*** Rows

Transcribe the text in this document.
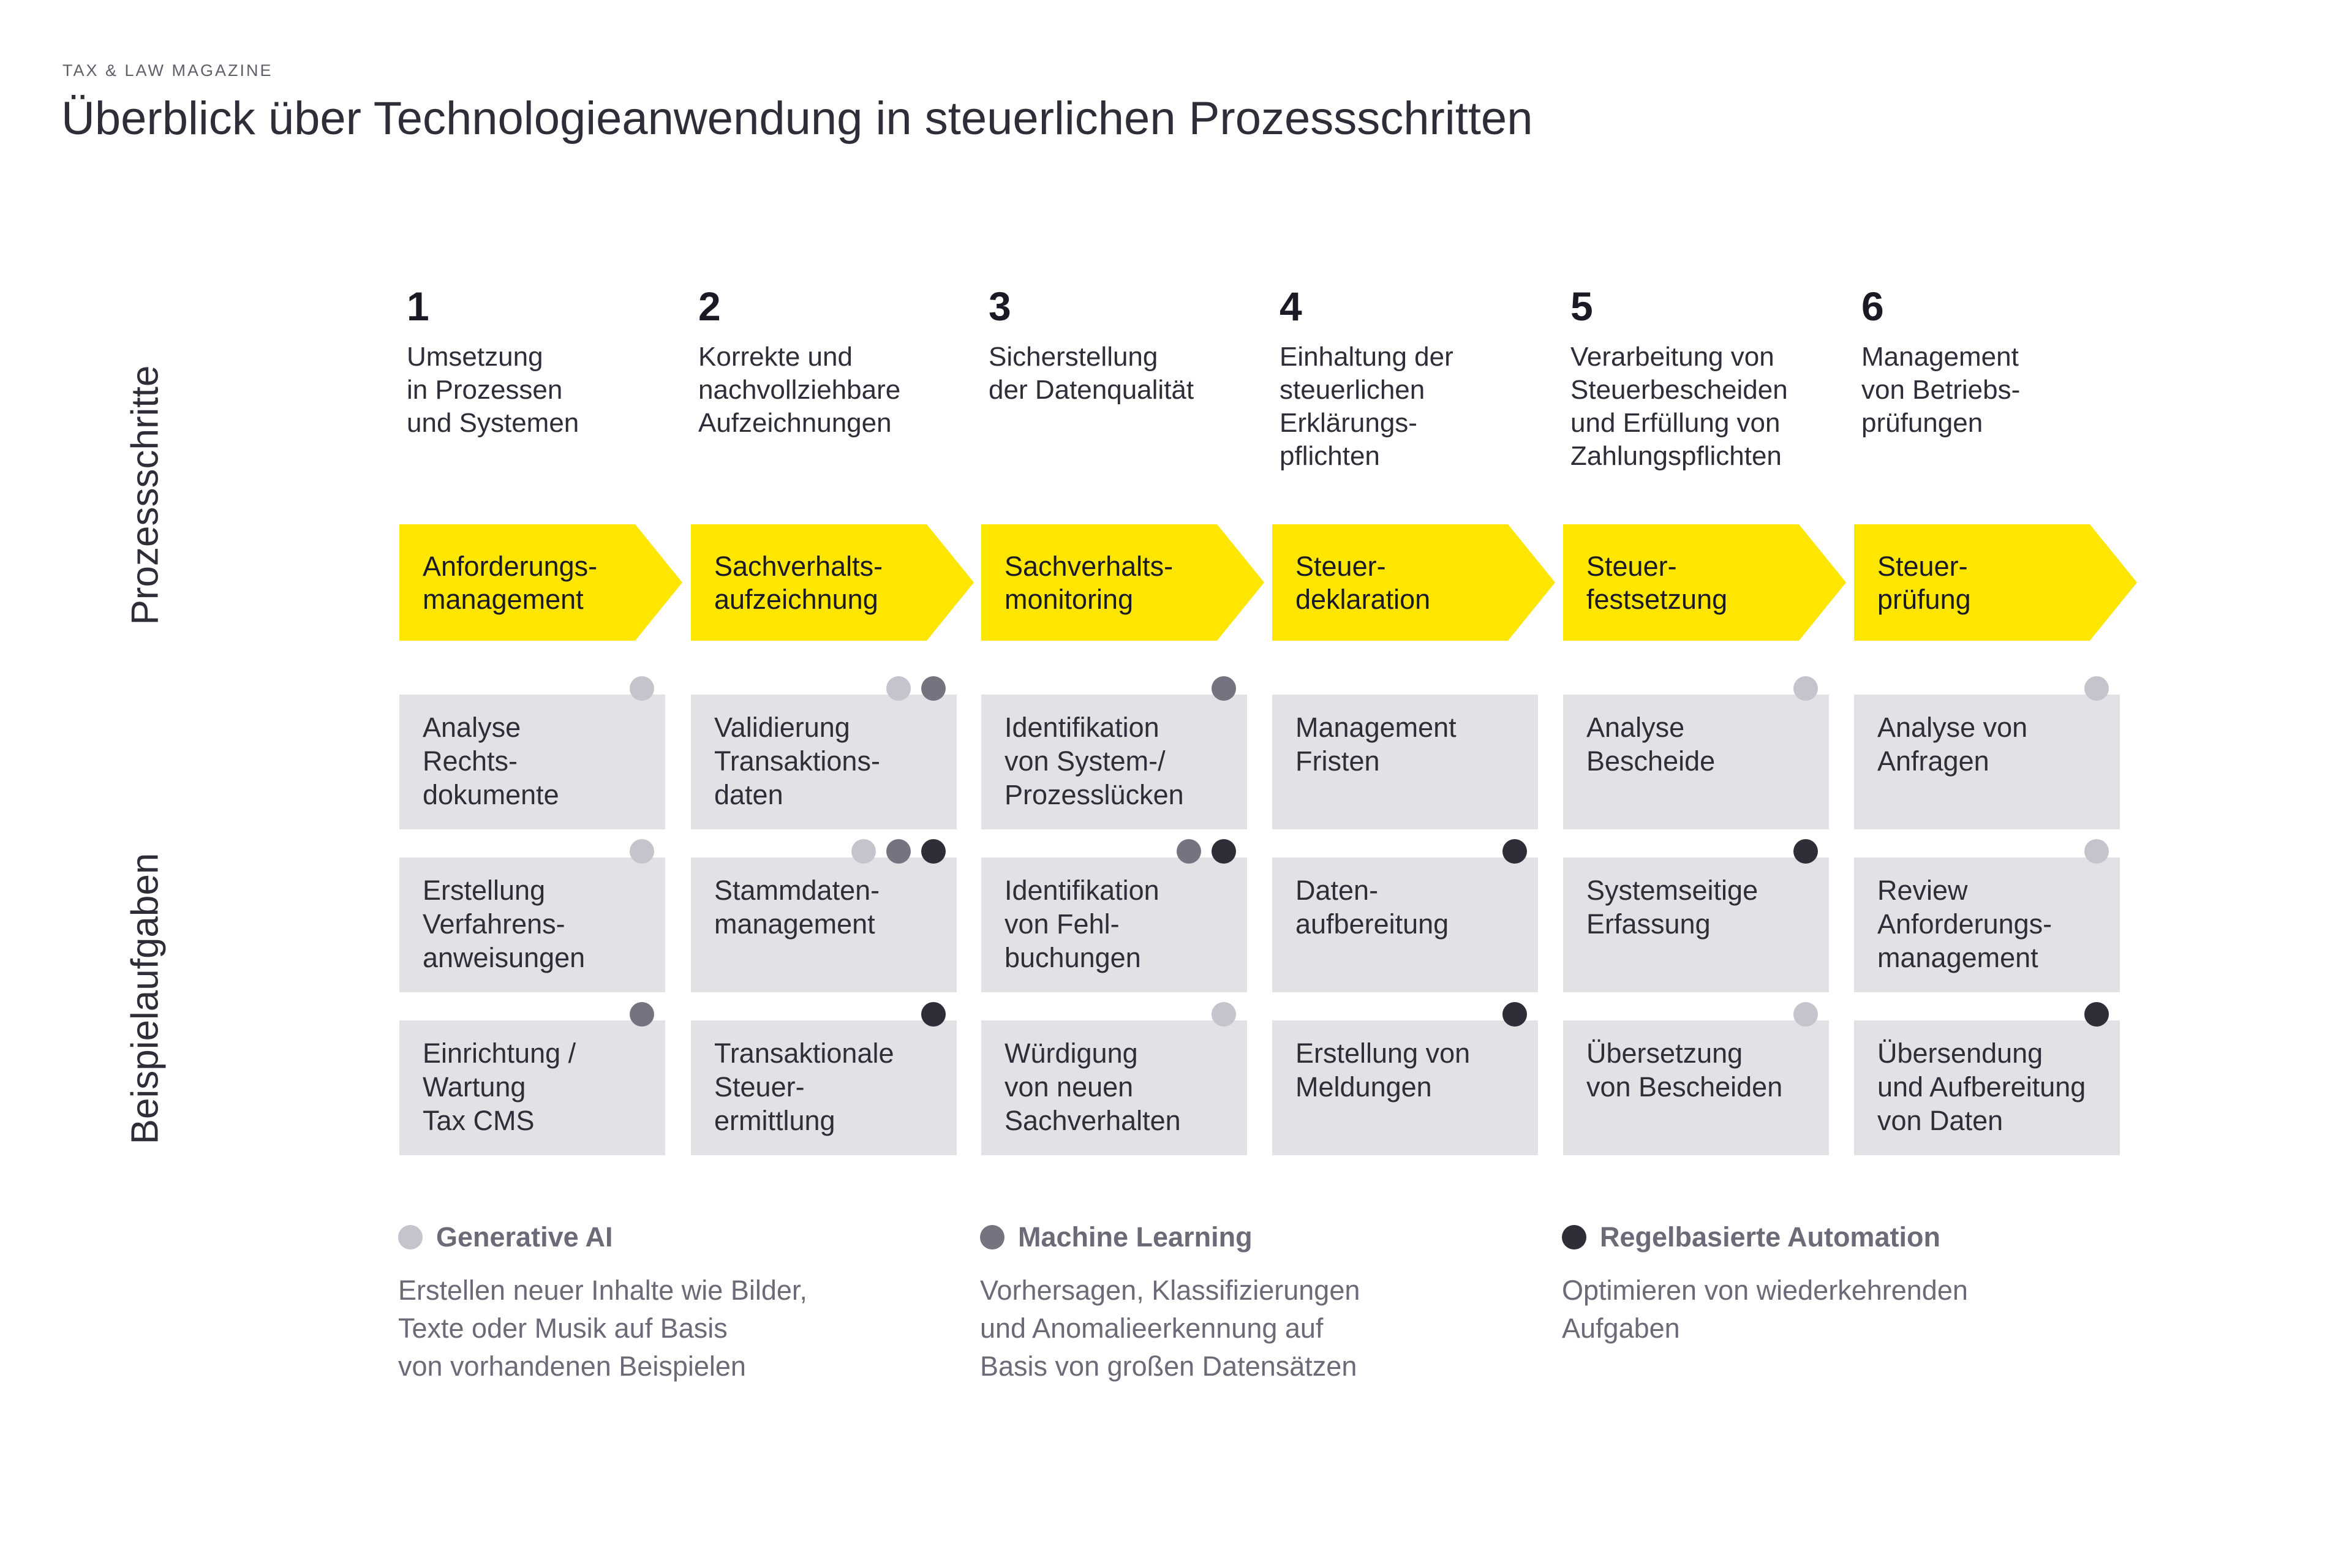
TAX & LAW MAGAZINE
Überblick über Technologieanwendung in steuerlichen Prozessschritten
Prozessschritte
Beispielaufgaben
1
Umsetzung
in Prozessen
und Systemen
Anforderungs-
management
Analyse
Rechts-
dokumente
Erstellung
Verfahrens-
anweisungen
Einrichtung /
Wartung
Tax CMS
2
Korrekte und
nachvollziehbare
Aufzeichnungen
Sachverhalts-
aufzeichnung
Validierung
Transaktions-
daten
Stammdaten-
management
Transaktionale
Steuer-
ermittlung
3
Sicherstellung
der Datenqualität
Sachverhalts-
monitoring
Identifikation
von System-/
Prozesslücken
Identifikation
von Fehl-
buchungen
Würdigung
von neuen
Sachverhalten
4
Einhaltung der
steuerlichen
Erklärungs-
pflichten
Steuer-
deklaration
Management
Fristen
Daten-
aufbereitung
Erstellung von
Meldungen
5
Verarbeitung von
Steuerbescheiden
und Erfüllung von
Zahlungspflichten
Steuer-
festsetzung
Analyse
Bescheide
Systemseitige
Erfassung
Übersetzung
von Bescheiden
6
Management
von Betriebs-
prüfungen
Steuer-
prüfung
Analyse von
Anfragen
Review
Anforderungs-
management
Übersendung
und Aufbereitung
von Daten
Generative AI
Erstellen neuer Inhalte wie Bilder,
Texte oder Musik auf Basis
von vorhandenen Beispielen
Machine Learning
Vorhersagen, Klassifizierungen
und Anomalieerkennung auf
Basis von großen Datensätzen
Regelbasierte Automation
Optimieren von wiederkehrenden Aufgaben
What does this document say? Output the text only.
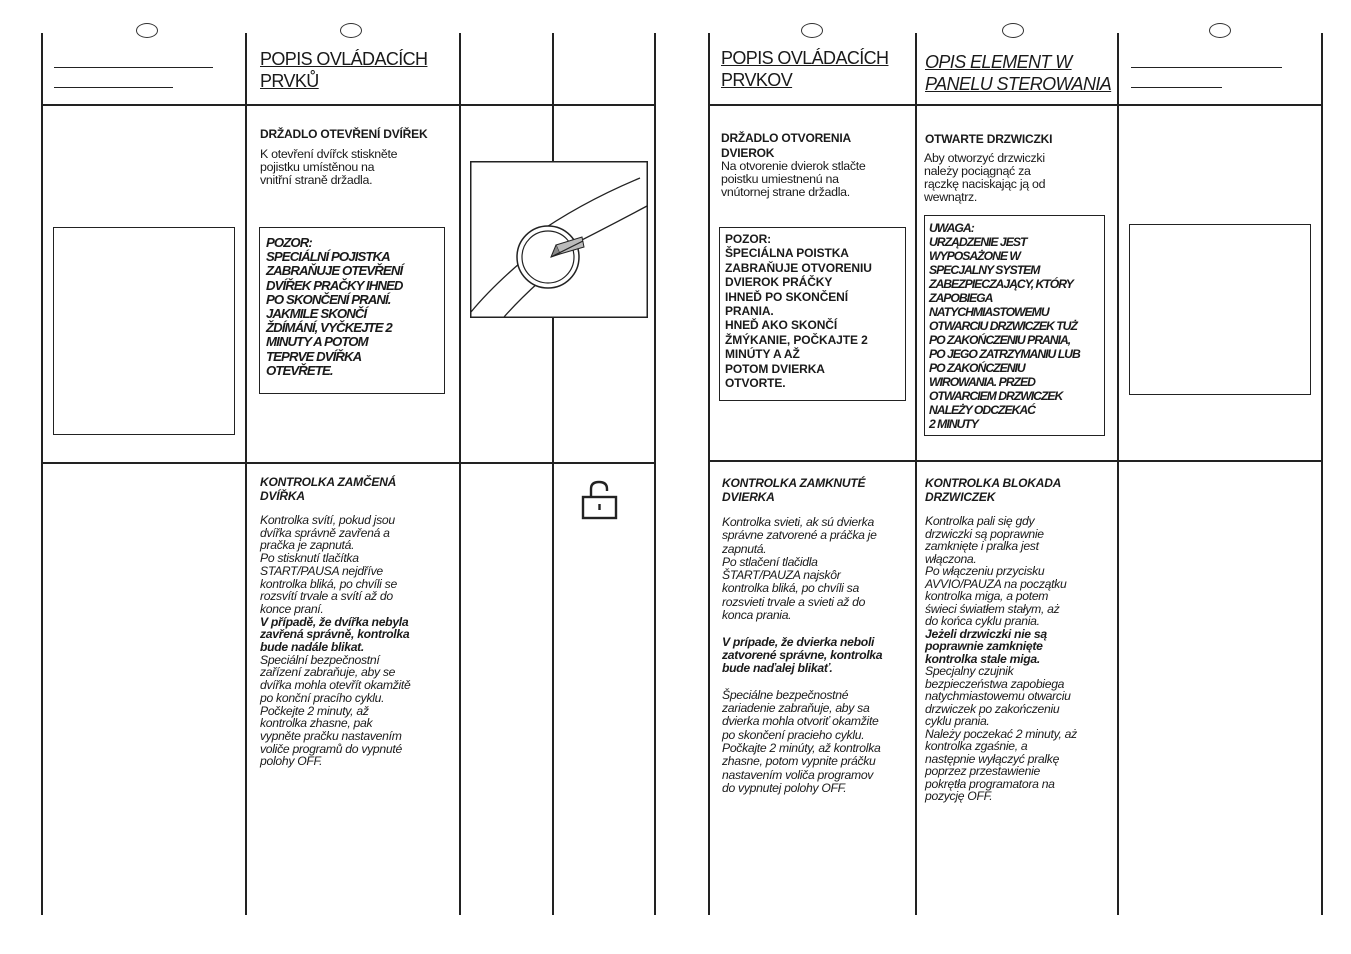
POPIS OVLÁDACÍCH PRVKŮ
POPIS OVLÁDACÍCH PRVKOV
OPIS ELEMENT W PANELU STEROWANIA
DRŽADLO OTEVŘENÍ DVÍŘEK
K otevření dvířck stiskněte
pojistku umístěnou na
vnitřní straně držadla.
POZOR:
SPECIÁLNÍ POJISTKA
ZABRAŇUJE OTEVŘENÍ
DVÍŘEK PRAČKY IHNED
PO SKONČENÍ PRANÍ.
JAKMILE SKONČÍ
ŽDÍMÁNÍ, VYČKEJTE 2
MINUTY A POTOM
TEPRVE DVÍŘKA
OTEVŘETE.
KONTROLKA ZAMČENÁ DVÍŘKA
Kontrolka svítí, pokud jsou
dvířka správně zavřená a
pračka je zapnutá.
Po stisknutí tlačítka
START/PAUSA nejdříve
kontrolka bliká, po chvíli se
rozsvítí trvale a svítí až do
konce praní.
V případě, že dvířka nebyla
zavřená správně, kontrolka
bude nadále blikat.
Speciální bezpečnostní
zařízení zabraňuje, aby se
dvířka mohla otevřít okamžitě
po konční pracího cyklu.
Počkejte 2 minuty, až
kontrolka zhasne, pak
vypněte pračku nastavením
voliče programů do vypnuté
polohy OFF.
DRŽADLO OTVORENIA
DVIEROK
Na otvorenie dvierok stlačte
poistku umiestnenú na
vnútornej strane držadla.
POZOR:
ŠPECIÁLNA POISTKA
ZABRAŇUJE OTVORENIU
DVIEROK PRÁČKY
IHNEĎ PO SKONČENÍ
PRANIA.
HNEĎ AKO SKONČÍ
ŽMÝKANIE, POČKAJTE 2
MINÚTY A AŽ
POTOM DVIERKA
OTVORTE.
KONTROLKA ZAMKNUTÉ
DVIERKA
Kontrolka svieti, ak sú dvierka
správne zatvorené a práčka je
zapnutá.
Po stlačení tlačidla
ŠTART/PAUZA najskôr
kontrolka bliká, po chvíli sa
rozsvieti trvale a svieti až do
konca prania.

V prípade, že dvierka neboli
zatvorené správne, kontrolka
bude naďalej blikať.

Špeciálne bezpečnostné
zariadenie zabraňuje, aby sa
dvierka mohla otvoriť okamžite
po skončení pracieho cyklu.
Počkajte 2 minúty, až kontrolka
zhasne, potom vypnite práčku
nastavením voliča programov
do vypnutej polohy OFF.
OTWARTE DRZWICZKI
Aby otworzyć drzwiczki
należy pociągnąć za
rączkę naciskając ją od
wewnątrz.
UWAGA:
URZĄDZENIE JEST
WYPOSAŻONE W
SPECJALNY SYSTEM
ZABEZPIECZAJĄCY, KTÓRY
ZAPOBIEGA
NATYCHMIASTOWEMU
OTWARCIU DRZWICZEK TUŻ
PO ZAKOŃCZENIU PRANIA,
PO JEGO ZATRZYMANIU LUB
PO ZAKOŃCZENIU
WIROWANIA. PRZED
OTWARCIEM DRZWICZEK
NALEŻY ODCZEKAĆ
2 MINUTY
KONTROLKA BLOKADA
DRZWICZEK
Kontrolka pali się gdy
drzwiczki są poprawnie
zamknięte i pralka jest
włączona.
Po włączeniu przycisku
AVVIO/PAUZA na początku
kontrolka miga, a potem
świeci światłem stałym, aż
do końca cyklu prania.
Jeżeli drzwiczki nie są
poprawnie zamknięte
kontrolka stale miga.
Specjalny czujnik
bezpieczeństwa zapobiega
natychmiastowemu otwarciu
drzwiczek po zakończeniu
cyklu prania.
Należy poczekać 2 minuty, aż
kontrolka zgaśnie, a
następnie wyłączyć pralkę
poprzez przestawienie
pokrętła programatora na
pozycję OFF.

******

> _What is expected_: Say, as a bare number, how many lines in the entries above include the string "zavřená".

> _Complete answer_: 2